- Source material
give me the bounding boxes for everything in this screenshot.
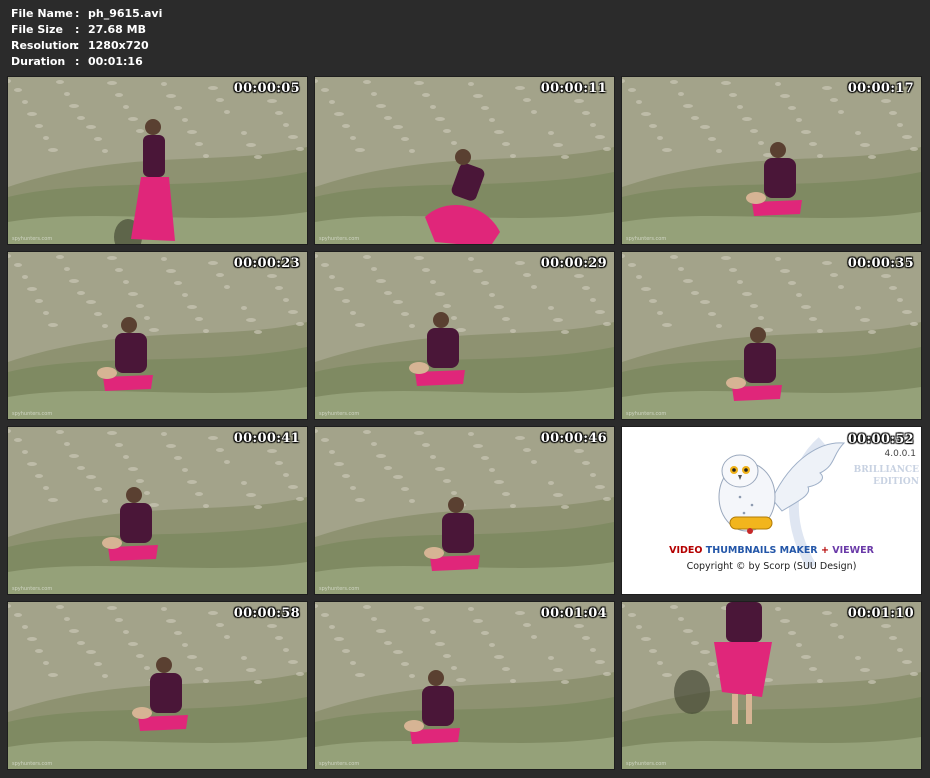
hillside-scene xyxy=(8,427,307,594)
timestamp: 00:00:46 xyxy=(540,431,607,446)
watermark: spyhunters.com xyxy=(626,761,667,767)
watermark: spyhunters.com xyxy=(12,411,53,417)
hillside-scene xyxy=(622,602,921,769)
hillside-scene xyxy=(8,252,307,419)
watermark: spyhunters.com xyxy=(626,236,667,242)
hillside-scene xyxy=(315,602,614,769)
logo-title-viewer: VIEWER xyxy=(832,545,874,556)
hillside-scene xyxy=(8,77,307,244)
timestamp: 00:00:35 xyxy=(847,256,914,271)
logo-title: VIDEO THUMBNAILS MAKER + VIEWER xyxy=(622,545,921,556)
logo-copyright: Copyright © by Scorp (SUU Design) xyxy=(686,561,857,572)
timestamp: 00:00:23 xyxy=(233,256,300,271)
logo-edition-line2: EDITION xyxy=(873,477,919,487)
separator: : xyxy=(75,23,80,36)
thumbnail[interactable]: 00:01:04 spyhunters.com xyxy=(315,602,614,769)
watermark: spyhunters.com xyxy=(319,411,360,417)
logo-edition-line1: BRILLIANCE xyxy=(853,465,919,475)
watermark: spyhunters.com xyxy=(319,761,360,767)
hillside-scene xyxy=(315,427,614,594)
logo-title-video: VIDEO xyxy=(669,545,703,556)
file-size-value: 27.68 MB xyxy=(88,23,146,36)
thumbnail[interactable]: 00:00:17 spyhunters.com xyxy=(622,77,921,244)
thumbnail[interactable]: 00:00:29 spyhunters.com xyxy=(315,252,614,419)
file-size-row: File Size : 27.68 MB xyxy=(11,22,162,38)
duration-label: Duration xyxy=(11,55,66,68)
timestamp: 00:00:05 xyxy=(233,81,300,96)
hillside-scene xyxy=(315,77,614,244)
file-name-value: ph_9615.avi xyxy=(88,7,163,20)
file-size-label: File Size xyxy=(11,23,63,36)
timestamp: 00:00:29 xyxy=(540,256,607,271)
separator: : xyxy=(75,55,80,68)
separator: : xyxy=(75,39,80,52)
watermark: spyhunters.com xyxy=(319,586,360,592)
file-name-label: File Name xyxy=(11,7,73,20)
logo-edition: BRILLIANCE EDITION xyxy=(854,464,919,488)
watermark: spyhunters.com xyxy=(626,411,667,417)
timestamp: 00:01:10 xyxy=(847,606,914,621)
timestamp: 00:00:41 xyxy=(233,431,300,446)
watermark: spyhunters.com xyxy=(12,761,53,767)
duration-row: Duration : 00:01:16 xyxy=(11,54,162,70)
thumbnail[interactable]: 00:00:11 spyhunters.com xyxy=(315,77,614,244)
timestamp: 00:00:17 xyxy=(847,81,914,96)
hillside-scene xyxy=(622,252,921,419)
logo-title-plus: + xyxy=(820,545,829,556)
hillside-scene xyxy=(315,252,614,419)
timestamp: 00:00:11 xyxy=(540,81,607,96)
thumbnail-grid: 00:00:05 spyhunters.com 00:00:11 spyhunt… xyxy=(8,77,921,769)
timestamp: 00:00:52 xyxy=(847,432,914,447)
resolution-value: 1280x720 xyxy=(88,39,149,52)
timestamp: 00:00:58 xyxy=(233,606,300,621)
thumbnail[interactable]: 00:00:23 spyhunters.com xyxy=(8,252,307,419)
resolution-label: Resolution xyxy=(11,39,78,52)
hillside-scene xyxy=(8,602,307,769)
resolution-row: Resolution : 1280x720 xyxy=(11,38,162,54)
file-info-panel: File Name : ph_9615.avi File Size : 27.6… xyxy=(11,6,162,70)
thumbnail[interactable]: 00:00:41 spyhunters.com xyxy=(8,427,307,594)
thumbnail[interactable]: 00:00:05 spyhunters.com xyxy=(8,77,307,244)
thumbnail[interactable]: 00:00:58 spyhunters.com xyxy=(8,602,307,769)
thumbnail-logo[interactable]: 00:00:52 4.0.0.1 BRILLIANCE EDITION VIDE… xyxy=(622,427,921,594)
watermark: spyhunters.com xyxy=(12,236,53,242)
watermark: spyhunters.com xyxy=(319,236,360,242)
thumbnail[interactable]: 00:01:10 spyhunters.com xyxy=(622,602,921,769)
logo-title-thumbnails: THUMBNAILS MAKER xyxy=(705,545,818,556)
thumbnail[interactable]: 00:00:46 spyhunters.com xyxy=(315,427,614,594)
thumbnail[interactable]: 00:00:35 spyhunters.com xyxy=(622,252,921,419)
duration-value: 00:01:16 xyxy=(88,55,143,68)
file-name-row: File Name : ph_9615.avi xyxy=(11,6,162,22)
separator: : xyxy=(75,7,80,20)
logo-version: 4.0.0.1 xyxy=(884,449,917,459)
hillside-scene xyxy=(622,77,921,244)
watermark: spyhunters.com xyxy=(12,586,53,592)
timestamp: 00:01:04 xyxy=(540,606,607,621)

- Your task
Print the items above word for word, leaving out the pictures.

- Task response
give me the bounding boxes for everything in this screenshot.
hillside-scene xyxy=(8,427,307,594)
timestamp: 00:00:46 xyxy=(540,431,607,446)
watermark: spyhunters.com xyxy=(626,761,667,767)
watermark: spyhunters.com xyxy=(12,411,53,417)
hillside-scene xyxy=(622,602,921,769)
hillside-scene xyxy=(8,252,307,419)
watermark: spyhunters.com xyxy=(626,236,667,242)
hillside-scene xyxy=(315,602,614,769)
logo-title-viewer: VIEWER xyxy=(832,545,874,556)
hillside-scene xyxy=(8,77,307,244)
timestamp: 00:00:35 xyxy=(847,256,914,271)
logo-title: VIDEO THUMBNAILS MAKER + VIEWER xyxy=(622,545,921,556)
logo-copyright: Copyright © by Scorp (SUU Design) xyxy=(686,561,857,572)
timestamp: 00:00:23 xyxy=(233,256,300,271)
logo-edition-line2: EDITION xyxy=(873,477,919,487)
separator: : xyxy=(75,23,80,36)
thumbnail[interactable]: 00:01:04 spyhunters.com xyxy=(315,602,614,769)
watermark: spyhunters.com xyxy=(319,411,360,417)
logo-edition-line1: BRILLIANCE xyxy=(853,465,919,475)
watermark: spyhunters.com xyxy=(319,761,360,767)
hillside-scene xyxy=(315,427,614,594)
logo-title-video: VIDEO xyxy=(669,545,703,556)
file-size-value: 27.68 MB xyxy=(88,23,146,36)
thumbnail[interactable]: 00:00:17 spyhunters.com xyxy=(622,77,921,244)
thumbnail[interactable]: 00:00:29 spyhunters.com xyxy=(315,252,614,419)
file-size-row: File Size : 27.68 MB xyxy=(11,22,162,38)
duration-label: Duration xyxy=(11,55,66,68)
timestamp: 00:00:05 xyxy=(233,81,300,96)
hillside-scene xyxy=(315,77,614,244)
file-name-value: ph_9615.avi xyxy=(88,7,163,20)
file-size-label: File Size xyxy=(11,23,63,36)
timestamp: 00:00:29 xyxy=(540,256,607,271)
separator: : xyxy=(75,55,80,68)
separator: : xyxy=(75,39,80,52)
watermark: spyhunters.com xyxy=(319,586,360,592)
file-name-label: File Name xyxy=(11,7,73,20)
logo-edition: BRILLIANCE EDITION xyxy=(854,464,919,488)
watermark: spyhunters.com xyxy=(626,411,667,417)
timestamp: 00:01:10 xyxy=(847,606,914,621)
timestamp: 00:00:41 xyxy=(233,431,300,446)
watermark: spyhunters.com xyxy=(12,761,53,767)
duration-row: Duration : 00:01:16 xyxy=(11,54,162,70)
thumbnail[interactable]: 00:00:11 spyhunters.com xyxy=(315,77,614,244)
timestamp: 00:00:17 xyxy=(847,81,914,96)
hillside-scene xyxy=(622,252,921,419)
logo-title-plus: + xyxy=(820,545,829,556)
hillside-scene xyxy=(315,252,614,419)
timestamp: 00:00:11 xyxy=(540,81,607,96)
thumbnail-grid: 00:00:05 spyhunters.com 00:00:11 spyhunt… xyxy=(8,77,921,769)
timestamp: 00:00:52 xyxy=(847,432,914,447)
resolution-value: 1280x720 xyxy=(88,39,149,52)
timestamp: 00:00:58 xyxy=(233,606,300,621)
thumbnail[interactable]: 00:00:23 spyhunters.com xyxy=(8,252,307,419)
resolution-label: Resolution xyxy=(11,39,78,52)
hillside-scene xyxy=(8,602,307,769)
resolution-row: Resolution : 1280x720 xyxy=(11,38,162,54)
file-info-panel: File Name : ph_9615.avi File Size : 27.6… xyxy=(11,6,162,70)
thumbnail[interactable]: 00:00:41 spyhunters.com xyxy=(8,427,307,594)
thumbnail[interactable]: 00:00:05 spyhunters.com xyxy=(8,77,307,244)
thumbnail[interactable]: 00:00:58 spyhunters.com xyxy=(8,602,307,769)
thumbnail-logo[interactable]: 00:00:52 4.0.0.1 BRILLIANCE EDITION VIDE… xyxy=(622,427,921,594)
watermark: spyhunters.com xyxy=(12,236,53,242)
watermark: spyhunters.com xyxy=(319,236,360,242)
thumbnail[interactable]: 00:01:10 spyhunters.com xyxy=(622,602,921,769)
logo-title-thumbnails: THUMBNAILS MAKER xyxy=(705,545,818,556)
thumbnail[interactable]: 00:00:46 spyhunters.com xyxy=(315,427,614,594)
thumbnail[interactable]: 00:00:35 spyhunters.com xyxy=(622,252,921,419)
duration-value: 00:01:16 xyxy=(88,55,143,68)
file-name-row: File Name : ph_9615.avi xyxy=(11,6,162,22)
separator: : xyxy=(75,7,80,20)
logo-version: 4.0.0.1 xyxy=(884,449,917,459)
hillside-scene xyxy=(622,77,921,244)
watermark: spyhunters.com xyxy=(12,586,53,592)
timestamp: 00:01:04 xyxy=(540,606,607,621)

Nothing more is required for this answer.